[Start Record list]
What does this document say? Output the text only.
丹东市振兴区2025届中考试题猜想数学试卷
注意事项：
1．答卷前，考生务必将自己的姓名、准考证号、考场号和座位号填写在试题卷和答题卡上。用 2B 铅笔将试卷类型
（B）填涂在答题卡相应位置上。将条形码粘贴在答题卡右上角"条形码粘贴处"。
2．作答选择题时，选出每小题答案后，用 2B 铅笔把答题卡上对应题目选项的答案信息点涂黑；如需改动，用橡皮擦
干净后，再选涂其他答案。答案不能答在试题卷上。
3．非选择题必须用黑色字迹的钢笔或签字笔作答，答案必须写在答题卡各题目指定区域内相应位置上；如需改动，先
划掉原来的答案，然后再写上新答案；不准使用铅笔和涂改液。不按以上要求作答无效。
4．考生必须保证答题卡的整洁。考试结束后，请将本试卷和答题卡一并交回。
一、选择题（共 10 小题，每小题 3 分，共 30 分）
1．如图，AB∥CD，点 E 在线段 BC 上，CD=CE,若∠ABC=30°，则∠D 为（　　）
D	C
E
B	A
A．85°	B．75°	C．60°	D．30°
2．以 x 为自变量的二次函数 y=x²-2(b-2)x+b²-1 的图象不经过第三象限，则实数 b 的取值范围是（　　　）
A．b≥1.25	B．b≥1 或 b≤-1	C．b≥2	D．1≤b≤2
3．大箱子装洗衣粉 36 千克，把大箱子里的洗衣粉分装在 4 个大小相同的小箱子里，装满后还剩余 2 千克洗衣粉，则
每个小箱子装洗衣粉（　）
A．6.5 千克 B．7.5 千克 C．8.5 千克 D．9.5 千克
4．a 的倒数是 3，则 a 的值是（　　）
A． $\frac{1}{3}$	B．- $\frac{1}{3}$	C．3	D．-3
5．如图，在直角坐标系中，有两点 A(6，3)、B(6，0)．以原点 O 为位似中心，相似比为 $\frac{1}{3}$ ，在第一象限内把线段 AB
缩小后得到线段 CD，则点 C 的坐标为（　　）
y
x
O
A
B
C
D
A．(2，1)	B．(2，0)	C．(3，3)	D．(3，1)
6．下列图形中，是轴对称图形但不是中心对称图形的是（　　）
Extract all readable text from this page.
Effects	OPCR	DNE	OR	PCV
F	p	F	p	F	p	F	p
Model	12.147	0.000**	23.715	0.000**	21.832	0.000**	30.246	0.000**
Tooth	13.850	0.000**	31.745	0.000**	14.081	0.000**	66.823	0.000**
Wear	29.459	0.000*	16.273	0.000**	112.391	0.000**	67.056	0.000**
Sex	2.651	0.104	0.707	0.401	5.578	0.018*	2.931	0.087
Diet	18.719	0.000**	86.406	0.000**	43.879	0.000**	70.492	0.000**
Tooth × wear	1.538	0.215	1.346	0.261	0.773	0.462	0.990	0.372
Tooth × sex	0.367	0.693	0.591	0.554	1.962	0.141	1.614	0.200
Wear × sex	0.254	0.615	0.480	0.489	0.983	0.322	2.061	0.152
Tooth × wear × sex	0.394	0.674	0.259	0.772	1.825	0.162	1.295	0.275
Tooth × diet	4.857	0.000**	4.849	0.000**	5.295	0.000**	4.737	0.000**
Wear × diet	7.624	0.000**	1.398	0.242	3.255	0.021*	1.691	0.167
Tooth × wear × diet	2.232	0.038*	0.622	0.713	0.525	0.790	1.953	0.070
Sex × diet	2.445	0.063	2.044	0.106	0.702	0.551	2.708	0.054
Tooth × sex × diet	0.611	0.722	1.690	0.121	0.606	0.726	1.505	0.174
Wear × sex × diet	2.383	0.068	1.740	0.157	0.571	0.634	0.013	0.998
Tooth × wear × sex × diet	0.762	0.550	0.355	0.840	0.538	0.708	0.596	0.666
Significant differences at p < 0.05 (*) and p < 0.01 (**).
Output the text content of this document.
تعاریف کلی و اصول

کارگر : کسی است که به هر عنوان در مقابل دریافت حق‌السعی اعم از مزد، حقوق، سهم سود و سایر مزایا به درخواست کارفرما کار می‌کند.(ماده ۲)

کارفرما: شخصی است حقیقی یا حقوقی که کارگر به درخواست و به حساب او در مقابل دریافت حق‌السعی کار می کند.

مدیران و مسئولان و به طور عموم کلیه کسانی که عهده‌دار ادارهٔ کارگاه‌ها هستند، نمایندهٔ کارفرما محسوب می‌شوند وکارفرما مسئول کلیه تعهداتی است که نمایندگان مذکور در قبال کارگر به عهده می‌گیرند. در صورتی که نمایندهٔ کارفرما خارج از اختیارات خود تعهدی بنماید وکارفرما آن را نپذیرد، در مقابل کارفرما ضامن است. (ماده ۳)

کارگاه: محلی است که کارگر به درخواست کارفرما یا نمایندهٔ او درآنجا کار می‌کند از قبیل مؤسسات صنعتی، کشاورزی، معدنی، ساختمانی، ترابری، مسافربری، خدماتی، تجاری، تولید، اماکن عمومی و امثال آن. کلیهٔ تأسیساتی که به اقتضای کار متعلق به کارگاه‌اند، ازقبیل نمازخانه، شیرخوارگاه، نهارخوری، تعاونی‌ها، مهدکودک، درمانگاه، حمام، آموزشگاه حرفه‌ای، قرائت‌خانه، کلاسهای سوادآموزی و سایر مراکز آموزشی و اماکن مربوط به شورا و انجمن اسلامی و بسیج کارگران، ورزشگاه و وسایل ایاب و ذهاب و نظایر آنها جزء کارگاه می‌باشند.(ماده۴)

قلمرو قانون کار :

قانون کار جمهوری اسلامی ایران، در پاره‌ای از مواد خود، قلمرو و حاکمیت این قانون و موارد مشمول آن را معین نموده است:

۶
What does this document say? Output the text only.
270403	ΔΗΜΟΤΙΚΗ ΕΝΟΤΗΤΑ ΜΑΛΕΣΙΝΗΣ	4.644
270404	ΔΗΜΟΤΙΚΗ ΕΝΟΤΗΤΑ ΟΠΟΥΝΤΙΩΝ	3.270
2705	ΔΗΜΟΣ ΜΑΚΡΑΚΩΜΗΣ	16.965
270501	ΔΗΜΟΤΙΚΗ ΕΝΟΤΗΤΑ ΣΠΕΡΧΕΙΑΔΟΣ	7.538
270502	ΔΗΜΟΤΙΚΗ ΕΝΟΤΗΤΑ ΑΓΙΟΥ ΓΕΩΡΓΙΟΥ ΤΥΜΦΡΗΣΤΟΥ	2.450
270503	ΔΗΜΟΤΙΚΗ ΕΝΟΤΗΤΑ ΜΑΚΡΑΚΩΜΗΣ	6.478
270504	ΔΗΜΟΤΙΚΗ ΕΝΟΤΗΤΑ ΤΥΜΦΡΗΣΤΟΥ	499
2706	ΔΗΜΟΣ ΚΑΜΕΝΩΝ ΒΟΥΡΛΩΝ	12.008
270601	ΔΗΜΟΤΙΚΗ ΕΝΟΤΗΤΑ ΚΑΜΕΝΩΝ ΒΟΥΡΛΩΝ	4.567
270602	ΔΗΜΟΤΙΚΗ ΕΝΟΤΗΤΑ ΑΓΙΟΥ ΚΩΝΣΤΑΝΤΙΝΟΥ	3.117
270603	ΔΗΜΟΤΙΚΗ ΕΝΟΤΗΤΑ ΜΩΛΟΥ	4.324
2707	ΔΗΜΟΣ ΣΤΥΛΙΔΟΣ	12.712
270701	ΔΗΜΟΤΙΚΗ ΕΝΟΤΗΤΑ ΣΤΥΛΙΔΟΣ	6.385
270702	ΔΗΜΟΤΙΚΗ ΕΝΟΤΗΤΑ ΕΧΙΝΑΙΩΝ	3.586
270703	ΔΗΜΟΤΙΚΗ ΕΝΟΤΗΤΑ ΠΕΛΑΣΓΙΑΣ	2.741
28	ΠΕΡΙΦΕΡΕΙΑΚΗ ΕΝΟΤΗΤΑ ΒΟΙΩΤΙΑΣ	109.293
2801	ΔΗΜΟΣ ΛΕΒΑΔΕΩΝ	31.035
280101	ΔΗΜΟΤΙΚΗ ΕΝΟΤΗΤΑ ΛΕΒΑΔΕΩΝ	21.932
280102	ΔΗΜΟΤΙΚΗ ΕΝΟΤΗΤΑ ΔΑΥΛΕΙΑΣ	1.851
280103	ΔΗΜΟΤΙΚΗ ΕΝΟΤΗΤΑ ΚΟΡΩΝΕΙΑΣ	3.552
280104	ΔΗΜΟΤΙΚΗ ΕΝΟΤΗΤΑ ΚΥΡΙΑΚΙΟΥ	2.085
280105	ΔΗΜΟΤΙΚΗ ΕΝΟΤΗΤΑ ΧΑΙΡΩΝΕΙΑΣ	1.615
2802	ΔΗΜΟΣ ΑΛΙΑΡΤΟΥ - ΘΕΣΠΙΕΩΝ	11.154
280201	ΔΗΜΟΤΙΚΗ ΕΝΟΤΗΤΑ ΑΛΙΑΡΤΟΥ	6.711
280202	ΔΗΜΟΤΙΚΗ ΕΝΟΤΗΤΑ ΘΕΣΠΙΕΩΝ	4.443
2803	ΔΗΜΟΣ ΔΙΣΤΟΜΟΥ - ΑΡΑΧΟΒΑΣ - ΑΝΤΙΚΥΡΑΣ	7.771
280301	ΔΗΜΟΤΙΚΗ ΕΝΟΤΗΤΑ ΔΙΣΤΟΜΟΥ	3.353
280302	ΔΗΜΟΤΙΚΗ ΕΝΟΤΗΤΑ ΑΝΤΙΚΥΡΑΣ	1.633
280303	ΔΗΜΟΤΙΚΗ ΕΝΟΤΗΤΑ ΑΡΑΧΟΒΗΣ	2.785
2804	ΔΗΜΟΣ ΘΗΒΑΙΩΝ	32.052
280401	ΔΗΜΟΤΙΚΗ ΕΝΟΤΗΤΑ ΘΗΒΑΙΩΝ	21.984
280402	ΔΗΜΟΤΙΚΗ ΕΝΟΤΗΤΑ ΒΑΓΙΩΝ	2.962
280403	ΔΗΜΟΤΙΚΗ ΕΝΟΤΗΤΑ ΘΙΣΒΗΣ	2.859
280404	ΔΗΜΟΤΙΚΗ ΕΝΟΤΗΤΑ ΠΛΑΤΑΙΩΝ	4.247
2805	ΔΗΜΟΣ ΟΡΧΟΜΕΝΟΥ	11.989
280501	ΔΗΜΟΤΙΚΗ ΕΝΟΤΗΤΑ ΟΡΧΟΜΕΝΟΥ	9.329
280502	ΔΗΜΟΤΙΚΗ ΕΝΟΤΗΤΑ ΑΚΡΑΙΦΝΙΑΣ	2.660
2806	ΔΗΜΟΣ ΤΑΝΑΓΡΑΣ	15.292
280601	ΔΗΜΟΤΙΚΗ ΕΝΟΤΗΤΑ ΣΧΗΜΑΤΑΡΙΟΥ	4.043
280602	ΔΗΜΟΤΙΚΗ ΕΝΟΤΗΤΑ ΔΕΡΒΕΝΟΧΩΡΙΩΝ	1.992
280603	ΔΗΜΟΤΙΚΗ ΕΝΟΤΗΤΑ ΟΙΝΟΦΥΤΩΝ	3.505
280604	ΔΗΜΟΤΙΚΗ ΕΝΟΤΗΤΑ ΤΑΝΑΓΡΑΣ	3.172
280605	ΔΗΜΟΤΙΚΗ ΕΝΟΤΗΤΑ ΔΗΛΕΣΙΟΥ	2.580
[End Record list]
• [Problem] Read the entries and show each line that mentions "قانون".

• [Correct response]
قلمرو قانون کار :
قانون کار جمهوری اسلامی ایران، در پاره‌ای از مواد خود، قلمرو و حاکمیت این قانون و موارد مشمول آن را معین نموده است:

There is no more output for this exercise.